Goal of the exercise: Each entry has to be copied exactly, with nothing missed.

Records supplied:
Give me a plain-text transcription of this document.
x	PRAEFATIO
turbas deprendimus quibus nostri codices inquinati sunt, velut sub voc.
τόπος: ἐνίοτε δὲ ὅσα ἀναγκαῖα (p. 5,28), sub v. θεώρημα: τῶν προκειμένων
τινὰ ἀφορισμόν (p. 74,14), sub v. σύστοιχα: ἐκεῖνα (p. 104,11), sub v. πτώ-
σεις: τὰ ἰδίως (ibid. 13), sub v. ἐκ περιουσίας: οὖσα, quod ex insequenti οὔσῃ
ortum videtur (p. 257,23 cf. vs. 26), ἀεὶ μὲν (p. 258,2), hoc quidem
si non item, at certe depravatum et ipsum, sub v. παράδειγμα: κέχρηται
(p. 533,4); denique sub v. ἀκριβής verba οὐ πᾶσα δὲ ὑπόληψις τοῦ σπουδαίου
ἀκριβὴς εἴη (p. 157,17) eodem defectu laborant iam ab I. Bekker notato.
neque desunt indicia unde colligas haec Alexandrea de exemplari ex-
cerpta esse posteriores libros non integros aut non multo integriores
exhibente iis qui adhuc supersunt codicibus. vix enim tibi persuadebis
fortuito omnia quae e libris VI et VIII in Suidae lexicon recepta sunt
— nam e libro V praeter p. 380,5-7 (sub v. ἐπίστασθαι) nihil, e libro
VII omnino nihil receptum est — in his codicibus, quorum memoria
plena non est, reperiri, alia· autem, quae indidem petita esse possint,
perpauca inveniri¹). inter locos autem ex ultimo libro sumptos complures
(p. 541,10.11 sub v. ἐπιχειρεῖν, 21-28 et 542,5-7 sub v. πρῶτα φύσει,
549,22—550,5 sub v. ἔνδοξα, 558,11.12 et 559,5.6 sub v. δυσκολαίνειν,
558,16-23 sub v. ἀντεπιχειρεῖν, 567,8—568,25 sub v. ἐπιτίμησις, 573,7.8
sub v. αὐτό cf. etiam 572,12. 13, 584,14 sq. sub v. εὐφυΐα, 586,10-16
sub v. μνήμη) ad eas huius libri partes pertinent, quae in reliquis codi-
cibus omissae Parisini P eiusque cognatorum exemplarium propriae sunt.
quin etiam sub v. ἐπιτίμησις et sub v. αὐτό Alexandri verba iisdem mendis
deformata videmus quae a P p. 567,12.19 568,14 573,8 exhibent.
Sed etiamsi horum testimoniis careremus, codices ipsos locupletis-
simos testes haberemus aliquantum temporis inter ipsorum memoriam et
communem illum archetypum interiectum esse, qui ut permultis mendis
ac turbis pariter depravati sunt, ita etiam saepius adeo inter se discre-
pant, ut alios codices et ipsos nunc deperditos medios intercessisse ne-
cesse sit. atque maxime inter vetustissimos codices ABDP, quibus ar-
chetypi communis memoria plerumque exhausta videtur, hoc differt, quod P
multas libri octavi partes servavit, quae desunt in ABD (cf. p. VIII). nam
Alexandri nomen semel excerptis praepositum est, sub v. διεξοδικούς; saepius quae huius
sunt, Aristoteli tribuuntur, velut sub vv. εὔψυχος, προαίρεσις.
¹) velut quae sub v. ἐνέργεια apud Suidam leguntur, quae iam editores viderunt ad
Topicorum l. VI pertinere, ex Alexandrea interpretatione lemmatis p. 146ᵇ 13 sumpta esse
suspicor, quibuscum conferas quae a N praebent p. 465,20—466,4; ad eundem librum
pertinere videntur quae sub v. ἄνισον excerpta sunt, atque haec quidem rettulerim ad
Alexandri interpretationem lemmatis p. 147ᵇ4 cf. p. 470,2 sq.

Exercise solution:
Give me a plain-text transcription of this document.
x	PRAEFATIO
turbas deprendimus quibus nostri codices inquinati sunt, velut sub voc.
τόπος: ἐνίοτε δὲ ὅσα ἀναγκαῖα (p. 5,28), sub v. θεώρημα: τῶν προκειμένων
τινὰ ἀφορισμόν (p. 74,14), sub v. σύστοιχα: ἐκεῖνα (p. 104,11), sub v. πτώ-
σεις: τὰ ἰδίως (ibid. 13), sub v. ἐκ περιουσίας: οὖσα, quod ex insequenti οὔσῃ
ortum videtur (p. 257,23 cf. vs. 26), ἀεὶ μὲν (p. 258,2), hoc quidem
si non item, at certe depravatum et ipsum, sub v. παράδειγμα: κέχρηται
(p. 533,4); denique sub v. ἀκριβής verba οὐ πᾶσα δὲ ὑπόληψις τοῦ σπουδαίου
ἀκριβὴς εἴη (p. 157,17) eodem defectu laborant iam ab I. Bekker notato.
neque desunt indicia unde colligas haec Alexandrea de exemplari ex-
cerpta esse posteriores libros non integros aut non multo integriores
exhibente iis qui adhuc supersunt codicibus. vix enim tibi persuadebis
fortuito omnia quae e libris VI et VIII in Suidae lexicon recepta sunt
— nam e libro V praeter p. 380,5-7 (sub v. ἐπίστασθαι) nihil, e libro
VII omnino nihil receptum est — in his codicibus, quorum memoria
plena non est, reperiri, alia· autem, quae indidem petita esse possint,
perpauca inveniri¹). inter locos autem ex ultimo libro sumptos complures
(p. 541,10.11 sub v. ἐπιχειρεῖν, 21-28 et 542,5-7 sub v. πρῶτα φύσει,
549,22—550,5 sub v. ἔνδοξα, 558,11.12 et 559,5.6 sub v. δυσκολαίνειν,
558,16-23 sub v. ἀντεπιχειρεῖν, 567,8—568,25 sub v. ἐπιτίμησις, 573,7.8
sub v. αὐτό cf. etiam 572,12. 13, 584,14 sq. sub v. εὐφυΐα, 586,10-16
sub v. μνήμη) ad eas huius libri partes pertinent, quae in reliquis codi-
cibus omissae Parisini P eiusque cognatorum exemplarium propriae sunt.
quin etiam sub v. ἐπιτίμησις et sub v. αὐτό Alexandri verba iisdem mendis
deformata videmus quae a P p. 567,12.19 568,14 573,8 exhibent.
Sed etiamsi horum testimoniis careremus, codices ipsos locupletis-
simos testes haberemus aliquantum temporis inter ipsorum memoriam et
communem illum archetypum interiectum esse, qui ut permultis mendis
ac turbis pariter depravati sunt, ita etiam saepius adeo inter se discre-
pant, ut alios codices et ipsos nunc deperditos medios intercessisse ne-
cesse sit. atque maxime inter vetustissimos codices ABDP, quibus ar-
chetypi communis memoria plerumque exhausta videtur, hoc differt, quod P
multas libri octavi partes servavit, quae desunt in ABD (cf. p. VIII). nam
Alexandri nomen semel excerptis praepositum est, sub v. διεξοδικούς; saepius quae huius
sunt, Aristoteli tribuuntur, velut sub vv. εὔψυχος, προαίρεσις.
¹) velut quae sub v. ἐνέργεια apud Suidam leguntur, quae iam editores viderunt ad
Topicorum l. VI pertinere, ex Alexandrea interpretatione lemmatis p. 146ᵇ 13 sumpta esse
suspicor, quibuscum conferas quae a N praebent p. 465,20—466,4; ad eundem librum
pertinere videntur quae sub v. ἄνισον excerpta sunt, atque haec quidem rettulerim ad
Alexandri interpretationem lemmatis p. 147ᵇ4 cf. p. 470,2 sq.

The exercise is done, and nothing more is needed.